[Data excerpts]
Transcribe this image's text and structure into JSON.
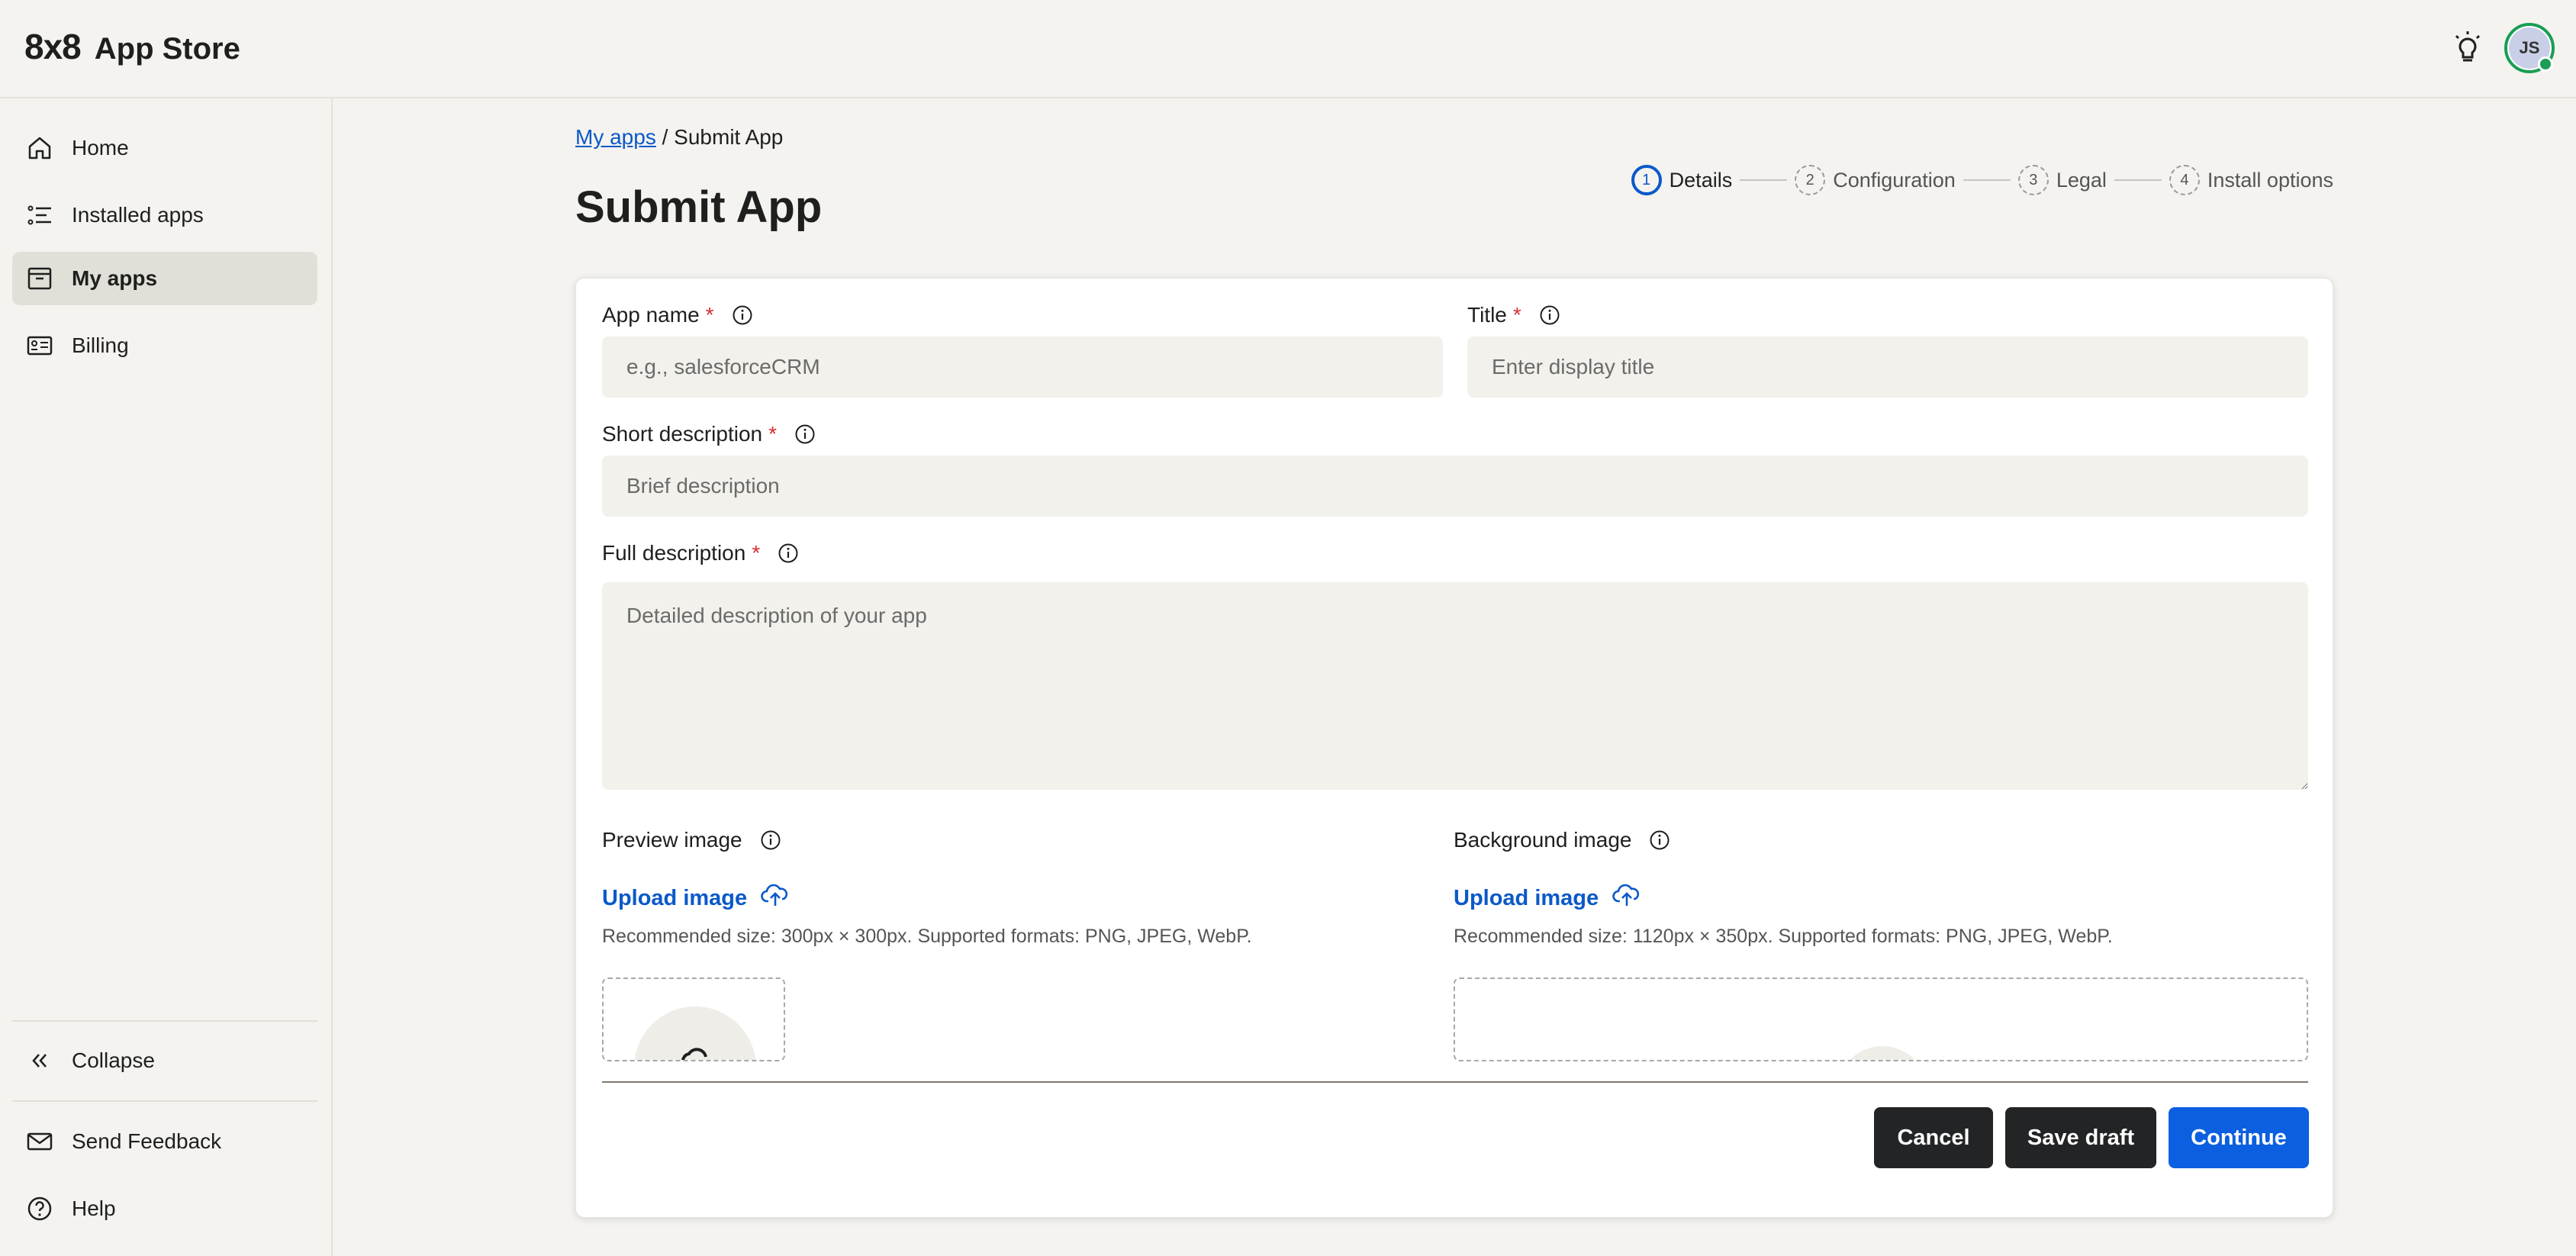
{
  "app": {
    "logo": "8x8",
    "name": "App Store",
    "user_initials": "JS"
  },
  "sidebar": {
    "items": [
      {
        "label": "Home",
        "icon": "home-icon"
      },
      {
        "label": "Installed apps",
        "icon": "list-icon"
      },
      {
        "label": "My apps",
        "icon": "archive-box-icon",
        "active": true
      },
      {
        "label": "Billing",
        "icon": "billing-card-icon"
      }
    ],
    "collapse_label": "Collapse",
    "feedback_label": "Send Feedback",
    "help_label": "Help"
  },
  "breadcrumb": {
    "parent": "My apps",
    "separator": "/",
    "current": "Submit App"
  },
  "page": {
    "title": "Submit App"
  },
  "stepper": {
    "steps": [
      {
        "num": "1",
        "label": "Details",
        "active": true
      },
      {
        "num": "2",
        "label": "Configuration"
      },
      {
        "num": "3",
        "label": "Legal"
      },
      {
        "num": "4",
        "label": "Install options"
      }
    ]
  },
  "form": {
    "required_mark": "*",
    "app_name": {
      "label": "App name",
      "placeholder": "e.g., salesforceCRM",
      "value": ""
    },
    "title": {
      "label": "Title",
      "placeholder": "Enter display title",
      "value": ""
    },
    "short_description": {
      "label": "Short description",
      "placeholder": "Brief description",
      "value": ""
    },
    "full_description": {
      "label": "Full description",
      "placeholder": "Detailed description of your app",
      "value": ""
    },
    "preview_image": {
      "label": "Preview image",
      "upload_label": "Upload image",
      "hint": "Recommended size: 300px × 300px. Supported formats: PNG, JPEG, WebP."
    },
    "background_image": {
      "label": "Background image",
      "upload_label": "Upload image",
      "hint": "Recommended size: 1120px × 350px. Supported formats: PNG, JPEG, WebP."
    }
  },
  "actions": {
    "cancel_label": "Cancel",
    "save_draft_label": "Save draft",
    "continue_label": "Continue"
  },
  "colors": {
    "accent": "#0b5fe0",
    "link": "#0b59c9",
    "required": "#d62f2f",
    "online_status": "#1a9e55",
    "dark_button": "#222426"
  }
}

WORK TO DO. Return the listing above unchanged, apart from dropping its pictures.

SOLUTION FOR THIS TASK.
Transcribe this image's text and structure into JSON.
{
  "app": {
    "logo": "8x8",
    "name": "App Store",
    "user_initials": "JS"
  },
  "sidebar": {
    "items": [
      {
        "label": "Home",
        "icon": "home-icon"
      },
      {
        "label": "Installed apps",
        "icon": "list-icon"
      },
      {
        "label": "My apps",
        "icon": "archive-box-icon",
        "active": true
      },
      {
        "label": "Billing",
        "icon": "billing-card-icon"
      }
    ],
    "collapse_label": "Collapse",
    "feedback_label": "Send Feedback",
    "help_label": "Help"
  },
  "breadcrumb": {
    "parent": "My apps",
    "separator": "/",
    "current": "Submit App"
  },
  "page": {
    "title": "Submit App"
  },
  "stepper": {
    "steps": [
      {
        "num": "1",
        "label": "Details",
        "active": true
      },
      {
        "num": "2",
        "label": "Configuration"
      },
      {
        "num": "3",
        "label": "Legal"
      },
      {
        "num": "4",
        "label": "Install options"
      }
    ]
  },
  "form": {
    "required_mark": "*",
    "app_name": {
      "label": "App name",
      "placeholder": "e.g., salesforceCRM",
      "value": ""
    },
    "title": {
      "label": "Title",
      "placeholder": "Enter display title",
      "value": ""
    },
    "short_description": {
      "label": "Short description",
      "placeholder": "Brief description",
      "value": ""
    },
    "full_description": {
      "label": "Full description",
      "placeholder": "Detailed description of your app",
      "value": ""
    },
    "preview_image": {
      "label": "Preview image",
      "upload_label": "Upload image",
      "hint": "Recommended size: 300px × 300px. Supported formats: PNG, JPEG, WebP."
    },
    "background_image": {
      "label": "Background image",
      "upload_label": "Upload image",
      "hint": "Recommended size: 1120px × 350px. Supported formats: PNG, JPEG, WebP."
    }
  },
  "actions": {
    "cancel_label": "Cancel",
    "save_draft_label": "Save draft",
    "continue_label": "Continue"
  },
  "colors": {
    "accent": "#0b5fe0",
    "link": "#0b59c9",
    "required": "#d62f2f",
    "online_status": "#1a9e55",
    "dark_button": "#222426"
  }
}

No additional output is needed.